Directions for this task:
Copy all lines below exactly as written. Leave pictures out.

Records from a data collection
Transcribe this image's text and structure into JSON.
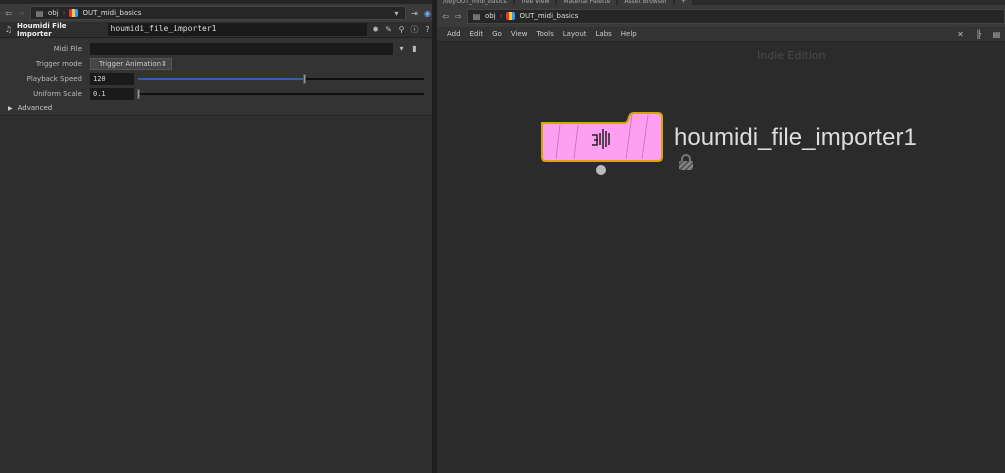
{
  "left": {
    "path": {
      "root": "obj",
      "node": "OUT_midi_basics"
    },
    "header": {
      "type_label": "Houmidi File Importer",
      "node_name": "houmidi_file_importer1"
    },
    "params": [
      {
        "label": "Midi File",
        "value": ""
      },
      {
        "label": "Trigger mode",
        "value": "Trigger Animation"
      },
      {
        "label": "Playback Speed",
        "value": "120",
        "slider_fraction": 0.58
      },
      {
        "label": "Uniform Scale",
        "value": "0.1",
        "slider_fraction": 0.0
      }
    ],
    "advanced": "Advanced"
  },
  "right": {
    "tabs": [
      "/obj/OUT_midi_basics",
      "Tree View",
      "Material Palette",
      "Asset Browser",
      "+"
    ],
    "path": {
      "root": "obj",
      "node": "OUT_midi_basics"
    },
    "menu": [
      "Add",
      "Edit",
      "Go",
      "View",
      "Tools",
      "Layout",
      "Labs",
      "Help"
    ],
    "watermark": "Indie Edition",
    "node": {
      "name": "houmidi_file_importer1",
      "color": "#ff9ff2",
      "outline": "#d4a800"
    }
  }
}
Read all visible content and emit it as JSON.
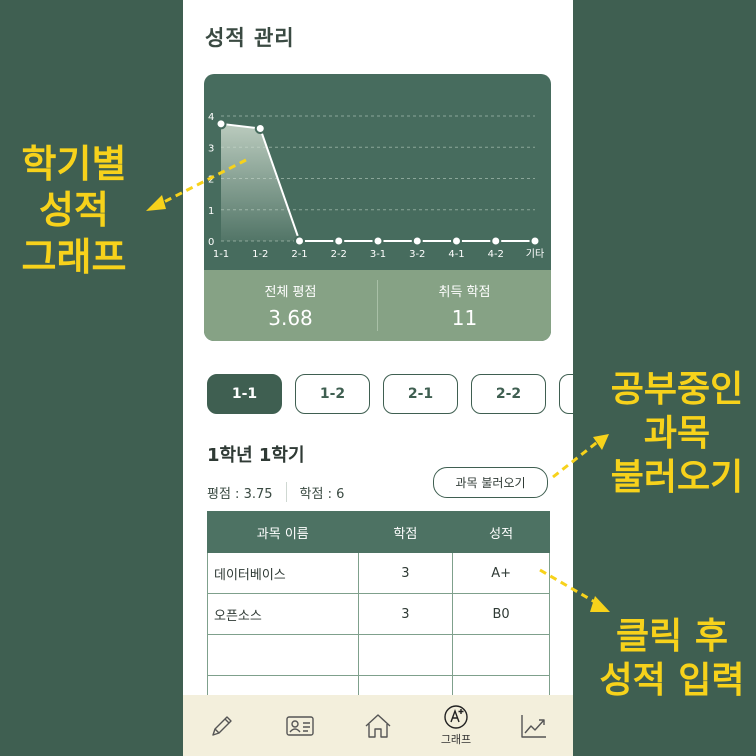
{
  "page": {
    "title": "성적 관리"
  },
  "chart_data": {
    "type": "area",
    "x": [
      "1-1",
      "1-2",
      "2-1",
      "2-2",
      "3-1",
      "3-2",
      "4-1",
      "4-2",
      "기타"
    ],
    "values": [
      3.75,
      3.6,
      0,
      0,
      0,
      0,
      0,
      0,
      0
    ],
    "y_ticks": [
      "0",
      "1",
      "2",
      "3",
      "4"
    ],
    "ylim": [
      0,
      4
    ],
    "grid": true
  },
  "summary": {
    "total_gpa_label": "전체 평점",
    "total_gpa_value": "3.68",
    "credits_label": "취득 학점",
    "credits_value": "11"
  },
  "semester_tabs": [
    "1-1",
    "1-2",
    "2-1",
    "2-2"
  ],
  "semester": {
    "title": "1학년 1학기",
    "gpa_text": "평점 : 3.75",
    "credit_text": "학점 : 6",
    "load_button": "과목 불러오기"
  },
  "table": {
    "headers": [
      "과목 이름",
      "학점",
      "성적"
    ],
    "rows": [
      {
        "name": "데이터베이스",
        "credit": "3",
        "grade": "A+"
      },
      {
        "name": "오픈소스",
        "credit": "3",
        "grade": "B0"
      },
      {
        "name": "",
        "credit": "",
        "grade": ""
      },
      {
        "name": "",
        "credit": "",
        "grade": ""
      }
    ]
  },
  "nav": {
    "items": [
      {
        "icon": "pencil-icon",
        "label": ""
      },
      {
        "icon": "id-card-icon",
        "label": ""
      },
      {
        "icon": "home-icon",
        "label": ""
      },
      {
        "icon": "grade-a-plus-icon",
        "label": "그래프"
      },
      {
        "icon": "trend-chart-icon",
        "label": ""
      }
    ]
  },
  "annotations": {
    "left": "학기별\n성적\n그래프",
    "right_top": "공부중인\n과목\n불러오기",
    "right_bottom": "클릭 후\n성적 입력"
  },
  "colors": {
    "background": "#3f5f51",
    "accent": "#3f5f51",
    "summary": "#86a285",
    "annotation": "#f7d21b",
    "nav": "#f3efdc"
  }
}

Answer for the task:
Transcribe this image's text and structure into JSON.
{
  "left": {
    "path": {
      "root": "obj",
      "node": "OUT_midi_basics"
    },
    "header": {
      "type_label": "Houmidi File Importer",
      "node_name": "houmidi_file_importer1"
    },
    "params": [
      {
        "label": "Midi File",
        "value": ""
      },
      {
        "label": "Trigger mode",
        "value": "Trigger Animation"
      },
      {
        "label": "Playback Speed",
        "value": "120",
        "slider_fraction": 0.58
      },
      {
        "label": "Uniform Scale",
        "value": "0.1",
        "slider_fraction": 0.0
      }
    ],
    "advanced": "Advanced"
  },
  "right": {
    "tabs": [
      "/obj/OUT_midi_basics",
      "Tree View",
      "Material Palette",
      "Asset Browser",
      "+"
    ],
    "path": {
      "root": "obj",
      "node": "OUT_midi_basics"
    },
    "menu": [
      "Add",
      "Edit",
      "Go",
      "View",
      "Tools",
      "Layout",
      "Labs",
      "Help"
    ],
    "watermark": "Indie Edition",
    "node": {
      "name": "houmidi_file_importer1",
      "color": "#ff9ff2",
      "outline": "#d4a800"
    }
  }
}
Read all visible content and emit it as JSON.
{
  "page": {
    "title": "성적 관리"
  },
  "chart_data": {
    "type": "area",
    "x": [
      "1-1",
      "1-2",
      "2-1",
      "2-2",
      "3-1",
      "3-2",
      "4-1",
      "4-2",
      "기타"
    ],
    "values": [
      3.75,
      3.6,
      0,
      0,
      0,
      0,
      0,
      0,
      0
    ],
    "y_ticks": [
      "0",
      "1",
      "2",
      "3",
      "4"
    ],
    "ylim": [
      0,
      4
    ],
    "grid": true
  },
  "summary": {
    "total_gpa_label": "전체 평점",
    "total_gpa_value": "3.68",
    "credits_label": "취득 학점",
    "credits_value": "11"
  },
  "semester_tabs": [
    "1-1",
    "1-2",
    "2-1",
    "2-2"
  ],
  "semester": {
    "title": "1학년 1학기",
    "gpa_text": "평점 : 3.75",
    "credit_text": "학점 : 6",
    "load_button": "과목 불러오기"
  },
  "table": {
    "headers": [
      "과목 이름",
      "학점",
      "성적"
    ],
    "rows": [
      {
        "name": "데이터베이스",
        "credit": "3",
        "grade": "A+"
      },
      {
        "name": "오픈소스",
        "credit": "3",
        "grade": "B0"
      },
      {
        "name": "",
        "credit": "",
        "grade": ""
      },
      {
        "name": "",
        "credit": "",
        "grade": ""
      }
    ]
  },
  "nav": {
    "items": [
      {
        "icon": "pencil-icon",
        "label": ""
      },
      {
        "icon": "id-card-icon",
        "label": ""
      },
      {
        "icon": "home-icon",
        "label": ""
      },
      {
        "icon": "grade-a-plus-icon",
        "label": "그래프"
      },
      {
        "icon": "trend-chart-icon",
        "label": ""
      }
    ]
  },
  "annotations": {
    "left": "학기별\n성적\n그래프",
    "right_top": "공부중인\n과목\n불러오기",
    "right_bottom": "클릭 후\n성적 입력"
  },
  "colors": {
    "background": "#3f5f51",
    "accent": "#3f5f51",
    "summary": "#86a285",
    "annotation": "#f7d21b",
    "nav": "#f3efdc"
  }
}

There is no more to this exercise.